### WHAT TO DO
Reproduce the records below line for line, without changing any character, and omit the pictures from your answer.

### INFORMATION SUPPLIED
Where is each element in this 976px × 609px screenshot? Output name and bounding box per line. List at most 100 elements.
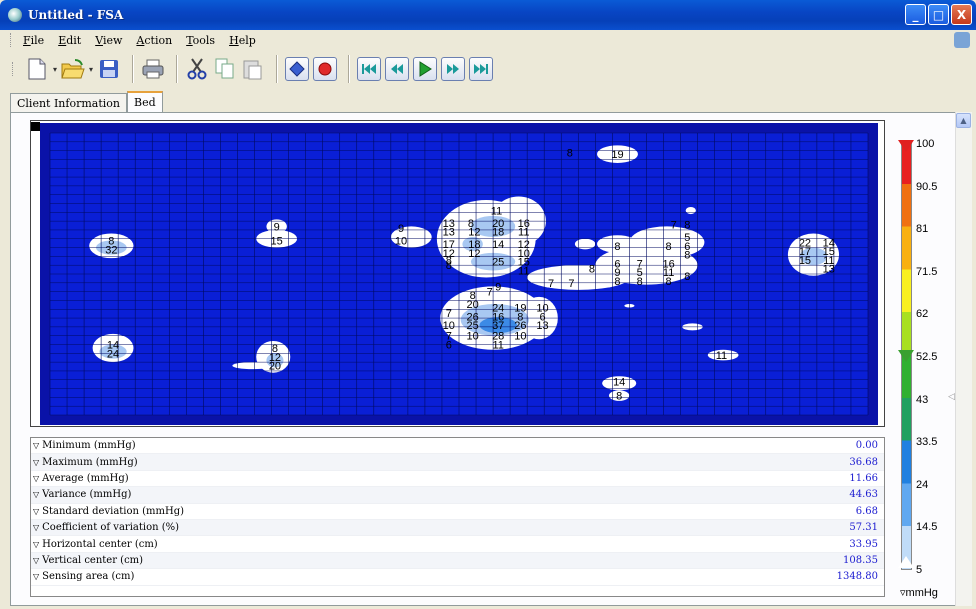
pressure-value-label: 25 bbox=[492, 257, 504, 269]
stat-value: 6.68 bbox=[855, 505, 878, 517]
menu-edit[interactable]: Edit bbox=[58, 34, 81, 47]
legend-tick-label: 43 bbox=[916, 393, 929, 406]
play-icon bbox=[419, 61, 432, 77]
previous-frame-button[interactable] bbox=[385, 57, 410, 81]
pressure-value-label: 8 bbox=[589, 264, 595, 276]
toolbar-separator bbox=[176, 55, 179, 83]
minimize-button[interactable]: _ bbox=[905, 4, 926, 25]
copy-icon bbox=[215, 58, 234, 79]
stop-icon bbox=[289, 61, 305, 77]
pressure-value-label: 10 bbox=[395, 236, 407, 248]
print-button[interactable] bbox=[141, 57, 165, 81]
legend-max-handle[interactable] bbox=[898, 140, 914, 152]
vertical-scrollbar[interactable] bbox=[955, 112, 972, 606]
open-icon bbox=[61, 59, 85, 79]
legend-tick-label: 90.5 bbox=[916, 180, 938, 193]
menu-help[interactable]: Help bbox=[229, 34, 256, 47]
legend-threshold-handle[interactable] bbox=[898, 350, 914, 362]
pressure-value-label: 7 bbox=[568, 278, 574, 290]
tab-bed[interactable]: Bed bbox=[126, 91, 163, 113]
pressure-value-label: 32 bbox=[105, 244, 117, 256]
open-dropdown-icon[interactable]: ▾ bbox=[89, 65, 93, 74]
window-title: Untitled - FSA bbox=[28, 8, 124, 22]
open-button[interactable] bbox=[61, 57, 85, 81]
first-frame-icon bbox=[362, 64, 377, 74]
statistics-table: Minimum (mmHg) 0.00 Maximum (mmHg) 36.68 A… bbox=[30, 437, 885, 597]
new-icon bbox=[28, 58, 46, 80]
app-icon bbox=[8, 8, 22, 22]
new-button[interactable] bbox=[25, 57, 49, 81]
pressure-value-label: 7 bbox=[548, 278, 554, 290]
pressure-map[interactable]: 1981113 8 20 1613 12 18 11910 17 18 14 1212 12 1088 2… bbox=[40, 123, 878, 425]
stat-label: Sensing area (cm) bbox=[33, 571, 134, 582]
print-icon bbox=[142, 59, 164, 79]
paste-icon bbox=[243, 60, 262, 80]
stat-value: 0.00 bbox=[855, 440, 878, 452]
pressure-value-label: 8 bbox=[637, 276, 643, 288]
menu-action[interactable]: Action bbox=[136, 34, 172, 47]
paste-button[interactable] bbox=[241, 57, 265, 81]
play-button[interactable] bbox=[413, 57, 438, 81]
pressure-value-label: 8 bbox=[614, 241, 620, 253]
legend-tick-label: 62 bbox=[916, 308, 929, 321]
menu-view[interactable]: View bbox=[95, 34, 122, 47]
stat-label: Maximum (mmHg) bbox=[33, 457, 138, 468]
stat-value: 11.66 bbox=[849, 472, 878, 484]
mdi-icon[interactable] bbox=[954, 32, 970, 48]
pressure-region bbox=[232, 362, 274, 370]
pressure-value-label: 10 bbox=[514, 331, 526, 343]
pressure-value-label: 11 bbox=[518, 265, 529, 277]
stat-row-minimum[interactable]: Minimum (mmHg) 0.00 bbox=[31, 438, 884, 455]
pressure-value-label: 8 bbox=[446, 260, 452, 272]
new-dropdown-icon[interactable]: ▾ bbox=[53, 65, 57, 74]
stat-row-variance[interactable]: Variance (mmHg) 44.63 bbox=[31, 487, 884, 504]
menu-file[interactable]: File bbox=[23, 34, 44, 47]
pressure-value-label: 20 bbox=[467, 299, 479, 311]
pressure-value-label: 19 bbox=[611, 149, 623, 161]
pressure-value-label: 15 bbox=[799, 255, 811, 267]
stat-row-horizontal-center[interactable]: Horizontal center (cm) 33.95 bbox=[31, 536, 884, 553]
legend-tick-label: 5 bbox=[916, 564, 923, 576]
record-button[interactable] bbox=[313, 57, 338, 81]
first-frame-button[interactable] bbox=[357, 57, 382, 81]
save-button[interactable] bbox=[97, 57, 121, 81]
scroll-up-icon[interactable]: ▲ bbox=[956, 113, 971, 128]
last-frame-button[interactable] bbox=[469, 57, 494, 81]
next-frame-button[interactable] bbox=[441, 57, 466, 81]
pressure-value-label: 11 bbox=[716, 350, 727, 362]
toolbar: ▾ ▾ bbox=[0, 50, 976, 88]
stat-row-standard-deviation[interactable]: Standard deviation (mmHg) 6.68 bbox=[31, 504, 884, 520]
menu-tools[interactable]: Tools bbox=[186, 34, 215, 47]
pressure-value-label: 13 bbox=[823, 264, 835, 276]
pressure-value-label: 12 bbox=[468, 248, 480, 260]
legend-tick-label: 33.5 bbox=[916, 436, 938, 449]
cut-button[interactable] bbox=[185, 57, 209, 81]
stat-value: 1348.80 bbox=[836, 571, 878, 583]
stat-row-average[interactable]: Average (mmHg) 11.66 bbox=[31, 471, 884, 488]
legend-min-handle[interactable] bbox=[898, 556, 914, 568]
pressure-value-label: 9 bbox=[398, 223, 404, 235]
stat-value: 108.35 bbox=[843, 554, 878, 566]
close-button[interactable]: X bbox=[951, 4, 972, 25]
pressure-value-label: 10 bbox=[467, 331, 479, 343]
stat-row-vertical-center[interactable]: Vertical center (cm) 108.35 bbox=[31, 552, 884, 570]
legend-unit: ▿mmHg bbox=[900, 586, 938, 599]
pressure-value-label: 13 bbox=[443, 227, 455, 239]
legend-unit-text: mmHg bbox=[905, 587, 938, 599]
toolbar-grip[interactable] bbox=[12, 62, 15, 76]
collapse-caret-icon[interactable]: ◁ bbox=[948, 392, 955, 402]
pressure-value-label: 12 bbox=[468, 227, 480, 239]
pressure-value-label: 11 bbox=[518, 227, 529, 239]
tab-client-information[interactable]: Client Information bbox=[10, 93, 127, 113]
maximize-button[interactable]: □ bbox=[928, 4, 949, 25]
menu-grip[interactable] bbox=[10, 33, 13, 47]
stat-row-maximum[interactable]: Maximum (mmHg) 36.68 bbox=[31, 454, 884, 471]
pressure-value-label: 14 bbox=[492, 239, 504, 251]
copy-button[interactable] bbox=[213, 57, 237, 81]
stat-row-sensing-area[interactable]: Sensing area (cm) 1348.80 bbox=[31, 569, 884, 586]
stat-row-coefficient-of-variation[interactable]: Coefficient of variation (%) 57.31 bbox=[31, 519, 884, 537]
toolbar-separator bbox=[276, 55, 279, 83]
stop-button[interactable] bbox=[285, 57, 310, 81]
legend-tick-label: 14.5 bbox=[916, 521, 938, 534]
pressure-value-label: 8 bbox=[684, 220, 690, 232]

### CORRECT OUTPUT
Where is each element in this 976px × 609px screenshot? Output name and bounding box per line. List at most 100 elements.
pressure-value-label: 25 bbox=[492, 257, 504, 269]
stat-value: 6.68 bbox=[855, 505, 878, 517]
menu-edit[interactable]: Edit bbox=[58, 34, 81, 47]
legend-tick-label: 43 bbox=[916, 393, 929, 406]
play-icon bbox=[419, 61, 432, 77]
previous-frame-button[interactable] bbox=[385, 57, 410, 81]
pressure-value-label: 8 bbox=[589, 264, 595, 276]
toolbar-separator bbox=[176, 55, 179, 83]
minimize-button[interactable]: _ bbox=[905, 4, 926, 25]
copy-icon bbox=[215, 58, 234, 79]
stop-icon bbox=[289, 61, 305, 77]
pressure-value-label: 10 bbox=[395, 236, 407, 248]
print-button[interactable] bbox=[141, 57, 165, 81]
legend-max-handle[interactable] bbox=[898, 140, 914, 152]
vertical-scrollbar[interactable] bbox=[955, 112, 972, 606]
open-icon bbox=[61, 59, 85, 79]
legend-tick-label: 90.5 bbox=[916, 180, 938, 193]
menu-help[interactable]: Help bbox=[229, 34, 256, 47]
legend-threshold-handle[interactable] bbox=[898, 350, 914, 362]
pressure-value-label: 7 bbox=[568, 278, 574, 290]
tab-bed[interactable]: Bed bbox=[126, 91, 163, 113]
pressure-value-label: 32 bbox=[105, 244, 117, 256]
open-dropdown-icon[interactable]: ▾ bbox=[89, 65, 93, 74]
window-title: Untitled - FSA bbox=[28, 8, 124, 22]
open-button[interactable] bbox=[61, 57, 85, 81]
first-frame-icon bbox=[362, 64, 377, 74]
statistics-table: Minimum (mmHg) 0.00 Maximum (mmHg) 36.68 A… bbox=[30, 437, 885, 597]
new-icon bbox=[28, 58, 46, 80]
app-icon bbox=[8, 8, 22, 22]
new-button[interactable] bbox=[25, 57, 49, 81]
pressure-value-label: 7 bbox=[548, 278, 554, 290]
pressure-map[interactable]: 1981113 8 20 1613 12 18 11910 17 18 14 1212 12 1088 2… bbox=[40, 123, 878, 425]
stat-label: Sensing area (cm) bbox=[33, 571, 134, 582]
print-icon bbox=[142, 59, 164, 79]
paste-icon bbox=[243, 60, 262, 80]
stat-value: 0.00 bbox=[855, 440, 878, 452]
pressure-value-label: 8 bbox=[637, 276, 643, 288]
menu-action[interactable]: Action bbox=[136, 34, 172, 47]
paste-button[interactable] bbox=[241, 57, 265, 81]
play-button[interactable] bbox=[413, 57, 438, 81]
pressure-value-label: 8 bbox=[614, 241, 620, 253]
legend-tick-label: 62 bbox=[916, 308, 929, 321]
menu-view[interactable]: View bbox=[95, 34, 122, 47]
stat-label: Maximum (mmHg) bbox=[33, 457, 138, 468]
stat-value: 11.66 bbox=[849, 472, 878, 484]
mdi-icon[interactable] bbox=[954, 32, 970, 48]
pressure-region bbox=[232, 362, 274, 370]
pressure-value-label: 10 bbox=[514, 331, 526, 343]
pressure-value-label: 11 bbox=[518, 265, 529, 277]
stat-row-minimum[interactable]: Minimum (mmHg) 0.00 bbox=[31, 438, 884, 455]
pressure-value-label: 8 bbox=[446, 260, 452, 272]
new-dropdown-icon[interactable]: ▾ bbox=[53, 65, 57, 74]
stat-row-variance[interactable]: Variance (mmHg) 44.63 bbox=[31, 487, 884, 504]
menu-file[interactable]: File bbox=[23, 34, 44, 47]
pressure-value-label: 20 bbox=[467, 299, 479, 311]
pressure-value-label: 19 bbox=[611, 149, 623, 161]
pressure-value-label: 15 bbox=[799, 255, 811, 267]
stat-row-horizontal-center[interactable]: Horizontal center (cm) 33.95 bbox=[31, 536, 884, 553]
legend-tick-label: 5 bbox=[916, 564, 923, 576]
record-button[interactable] bbox=[313, 57, 338, 81]
first-frame-button[interactable] bbox=[357, 57, 382, 81]
save-button[interactable] bbox=[97, 57, 121, 81]
scroll-up-icon[interactable]: ▲ bbox=[956, 113, 971, 128]
last-frame-button[interactable] bbox=[469, 57, 494, 81]
next-frame-button[interactable] bbox=[441, 57, 466, 81]
pressure-value-label: 11 bbox=[716, 350, 727, 362]
toolbar: ▾ ▾ bbox=[0, 50, 976, 88]
stat-row-standard-deviation[interactable]: Standard deviation (mmHg) 6.68 bbox=[31, 504, 884, 520]
menu-tools[interactable]: Tools bbox=[186, 34, 215, 47]
pressure-value-label: 13 bbox=[823, 264, 835, 276]
pressure-value-label: 12 bbox=[468, 248, 480, 260]
legend-tick-label: 33.5 bbox=[916, 436, 938, 449]
cut-button[interactable] bbox=[185, 57, 209, 81]
stat-value: 1348.80 bbox=[836, 571, 878, 583]
stat-row-average[interactable]: Average (mmHg) 11.66 bbox=[31, 471, 884, 488]
legend-min-handle[interactable] bbox=[898, 556, 914, 568]
pressure-value-label: 9 bbox=[398, 223, 404, 235]
stat-value: 108.35 bbox=[843, 554, 878, 566]
close-button[interactable]: X bbox=[951, 4, 972, 25]
pressure-value-label: 10 bbox=[467, 331, 479, 343]
stat-row-vertical-center[interactable]: Vertical center (cm) 108.35 bbox=[31, 552, 884, 570]
legend-unit: ▿mmHg bbox=[900, 586, 938, 599]
pressure-value-label: 13 bbox=[443, 227, 455, 239]
legend-unit-text: mmHg bbox=[905, 587, 938, 599]
toolbar-grip[interactable] bbox=[12, 62, 15, 76]
collapse-caret-icon[interactable]: ◁ bbox=[948, 392, 955, 402]
pressure-value-label: 12 bbox=[468, 227, 480, 239]
pressure-value-label: 11 bbox=[518, 227, 529, 239]
tab-client-information[interactable]: Client Information bbox=[10, 93, 127, 113]
maximize-button[interactable]: □ bbox=[928, 4, 949, 25]
menu-grip[interactable] bbox=[10, 33, 13, 47]
stat-row-maximum[interactable]: Maximum (mmHg) 36.68 bbox=[31, 454, 884, 471]
pressure-value-label: 14 bbox=[492, 239, 504, 251]
copy-button[interactable] bbox=[213, 57, 237, 81]
stat-row-sensing-area[interactable]: Sensing area (cm) 1348.80 bbox=[31, 569, 884, 586]
stat-row-coefficient-of-variation[interactable]: Coefficient of variation (%) 57.31 bbox=[31, 519, 884, 537]
toolbar-separator bbox=[276, 55, 279, 83]
stop-button[interactable] bbox=[285, 57, 310, 81]
legend-tick-label: 14.5 bbox=[916, 521, 938, 534]
pressure-value-label: 8 bbox=[684, 220, 690, 232]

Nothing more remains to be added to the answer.